*What is being asked:* Transcribe the material below exactly as it appears.

*Supplied data:*

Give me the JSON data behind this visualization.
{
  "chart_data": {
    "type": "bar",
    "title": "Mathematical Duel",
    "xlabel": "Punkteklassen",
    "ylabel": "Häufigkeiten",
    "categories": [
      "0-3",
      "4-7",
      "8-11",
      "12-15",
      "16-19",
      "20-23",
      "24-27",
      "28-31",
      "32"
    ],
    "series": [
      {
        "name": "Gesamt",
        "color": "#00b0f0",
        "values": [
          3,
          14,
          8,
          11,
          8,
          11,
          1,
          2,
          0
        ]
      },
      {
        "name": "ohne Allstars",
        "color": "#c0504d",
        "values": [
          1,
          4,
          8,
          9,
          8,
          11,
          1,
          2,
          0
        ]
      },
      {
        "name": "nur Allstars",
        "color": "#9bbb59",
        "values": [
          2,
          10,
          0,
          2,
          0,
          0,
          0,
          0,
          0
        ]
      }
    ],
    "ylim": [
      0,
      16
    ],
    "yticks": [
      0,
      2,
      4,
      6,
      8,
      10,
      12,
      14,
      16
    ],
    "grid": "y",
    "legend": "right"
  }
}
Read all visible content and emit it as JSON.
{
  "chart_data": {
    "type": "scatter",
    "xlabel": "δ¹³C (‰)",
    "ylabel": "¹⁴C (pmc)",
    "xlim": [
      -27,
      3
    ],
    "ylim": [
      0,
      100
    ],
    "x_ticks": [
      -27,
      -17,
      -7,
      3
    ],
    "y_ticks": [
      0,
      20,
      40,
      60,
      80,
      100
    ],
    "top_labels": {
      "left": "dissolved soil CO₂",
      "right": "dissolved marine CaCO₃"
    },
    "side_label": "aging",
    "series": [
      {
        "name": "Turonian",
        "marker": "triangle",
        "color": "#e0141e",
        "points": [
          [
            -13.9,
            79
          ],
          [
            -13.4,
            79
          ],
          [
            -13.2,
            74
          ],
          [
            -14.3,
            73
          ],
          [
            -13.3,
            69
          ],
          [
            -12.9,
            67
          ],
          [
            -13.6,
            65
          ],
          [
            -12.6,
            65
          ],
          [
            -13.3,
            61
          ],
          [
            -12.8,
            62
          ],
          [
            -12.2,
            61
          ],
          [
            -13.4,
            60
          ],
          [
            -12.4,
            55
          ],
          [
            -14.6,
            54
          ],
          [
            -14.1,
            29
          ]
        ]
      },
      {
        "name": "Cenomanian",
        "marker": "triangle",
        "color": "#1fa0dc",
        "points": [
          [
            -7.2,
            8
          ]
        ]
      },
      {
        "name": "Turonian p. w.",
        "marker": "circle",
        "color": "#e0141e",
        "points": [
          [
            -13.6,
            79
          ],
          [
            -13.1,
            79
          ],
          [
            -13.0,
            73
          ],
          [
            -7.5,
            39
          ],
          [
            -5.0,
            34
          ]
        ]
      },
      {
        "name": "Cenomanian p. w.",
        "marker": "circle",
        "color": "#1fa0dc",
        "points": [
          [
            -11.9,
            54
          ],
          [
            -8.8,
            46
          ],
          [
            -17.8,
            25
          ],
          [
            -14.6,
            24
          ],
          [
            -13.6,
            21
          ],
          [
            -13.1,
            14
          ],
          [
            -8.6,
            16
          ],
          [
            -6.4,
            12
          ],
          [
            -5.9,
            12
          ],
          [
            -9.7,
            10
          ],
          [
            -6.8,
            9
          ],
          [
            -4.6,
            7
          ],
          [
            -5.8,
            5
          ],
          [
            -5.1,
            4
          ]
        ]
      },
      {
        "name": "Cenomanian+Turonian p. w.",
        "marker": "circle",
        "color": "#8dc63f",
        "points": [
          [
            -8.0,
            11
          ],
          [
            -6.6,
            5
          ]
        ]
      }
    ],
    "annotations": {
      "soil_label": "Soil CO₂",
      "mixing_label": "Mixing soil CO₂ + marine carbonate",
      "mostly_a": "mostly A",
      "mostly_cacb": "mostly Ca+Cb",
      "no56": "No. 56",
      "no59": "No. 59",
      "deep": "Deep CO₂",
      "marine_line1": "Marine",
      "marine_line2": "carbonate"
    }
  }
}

*Response below:*
Give me the JSON data behind this visualization.
{
  "chart_data": {
    "type": "bar",
    "title": "Mathematical Duel",
    "xlabel": "Punkteklassen",
    "ylabel": "Häufigkeiten",
    "categories": [
      "0-3",
      "4-7",
      "8-11",
      "12-15",
      "16-19",
      "20-23",
      "24-27",
      "28-31",
      "32"
    ],
    "series": [
      {
        "name": "Gesamt",
        "color": "#00b0f0",
        "values": [
          3,
          14,
          8,
          11,
          8,
          11,
          1,
          2,
          0
        ]
      },
      {
        "name": "ohne Allstars",
        "color": "#c0504d",
        "values": [
          1,
          4,
          8,
          9,
          8,
          11,
          1,
          2,
          0
        ]
      },
      {
        "name": "nur Allstars",
        "color": "#9bbb59",
        "values": [
          2,
          10,
          0,
          2,
          0,
          0,
          0,
          0,
          0
        ]
      }
    ],
    "ylim": [
      0,
      16
    ],
    "yticks": [
      0,
      2,
      4,
      6,
      8,
      10,
      12,
      14,
      16
    ],
    "grid": "y",
    "legend": "right"
  }
}
Read all visible content and emit it as JSON.
{
  "chart_data": {
    "type": "scatter",
    "xlabel": "δ¹³C (‰)",
    "ylabel": "¹⁴C (pmc)",
    "xlim": [
      -27,
      3
    ],
    "ylim": [
      0,
      100
    ],
    "x_ticks": [
      -27,
      -17,
      -7,
      3
    ],
    "y_ticks": [
      0,
      20,
      40,
      60,
      80,
      100
    ],
    "top_labels": {
      "left": "dissolved soil CO₂",
      "right": "dissolved marine CaCO₃"
    },
    "side_label": "aging",
    "series": [
      {
        "name": "Turonian",
        "marker": "triangle",
        "color": "#e0141e",
        "points": [
          [
            -13.9,
            79
          ],
          [
            -13.4,
            79
          ],
          [
            -13.2,
            74
          ],
          [
            -14.3,
            73
          ],
          [
            -13.3,
            69
          ],
          [
            -12.9,
            67
          ],
          [
            -13.6,
            65
          ],
          [
            -12.6,
            65
          ],
          [
            -13.3,
            61
          ],
          [
            -12.8,
            62
          ],
          [
            -12.2,
            61
          ],
          [
            -13.4,
            60
          ],
          [
            -12.4,
            55
          ],
          [
            -14.6,
            54
          ],
          [
            -14.1,
            29
          ]
        ]
      },
      {
        "name": "Cenomanian",
        "marker": "triangle",
        "color": "#1fa0dc",
        "points": [
          [
            -7.2,
            8
          ]
        ]
      },
      {
        "name": "Turonian p. w.",
        "marker": "circle",
        "color": "#e0141e",
        "points": [
          [
            -13.6,
            79
          ],
          [
            -13.1,
            79
          ],
          [
            -13.0,
            73
          ],
          [
            -7.5,
            39
          ],
          [
            -5.0,
            34
          ]
        ]
      },
      {
        "name": "Cenomanian p. w.",
        "marker": "circle",
        "color": "#1fa0dc",
        "points": [
          [
            -11.9,
            54
          ],
          [
            -8.8,
            46
          ],
          [
            -17.8,
            25
          ],
          [
            -14.6,
            24
          ],
          [
            -13.6,
            21
          ],
          [
            -13.1,
            14
          ],
          [
            -8.6,
            16
          ],
          [
            -6.4,
            12
          ],
          [
            -5.9,
            12
          ],
          [
            -9.7,
            10
          ],
          [
            -6.8,
            9
          ],
          [
            -4.6,
            7
          ],
          [
            -5.8,
            5
          ],
          [
            -5.1,
            4
          ]
        ]
      },
      {
        "name": "Cenomanian+Turonian p. w.",
        "marker": "circle",
        "color": "#8dc63f",
        "points": [
          [
            -8.0,
            11
          ],
          [
            -6.6,
            5
          ]
        ]
      }
    ],
    "annotations": {
      "soil_label": "Soil CO₂",
      "mixing_label": "Mixing soil CO₂ + marine carbonate",
      "mostly_a": "mostly A",
      "mostly_cacb": "mostly Ca+Cb",
      "no56": "No. 56",
      "no59": "No. 59",
      "deep": "Deep CO₂",
      "marine_line1": "Marine",
      "marine_line2": "carbonate"
    }
  }
}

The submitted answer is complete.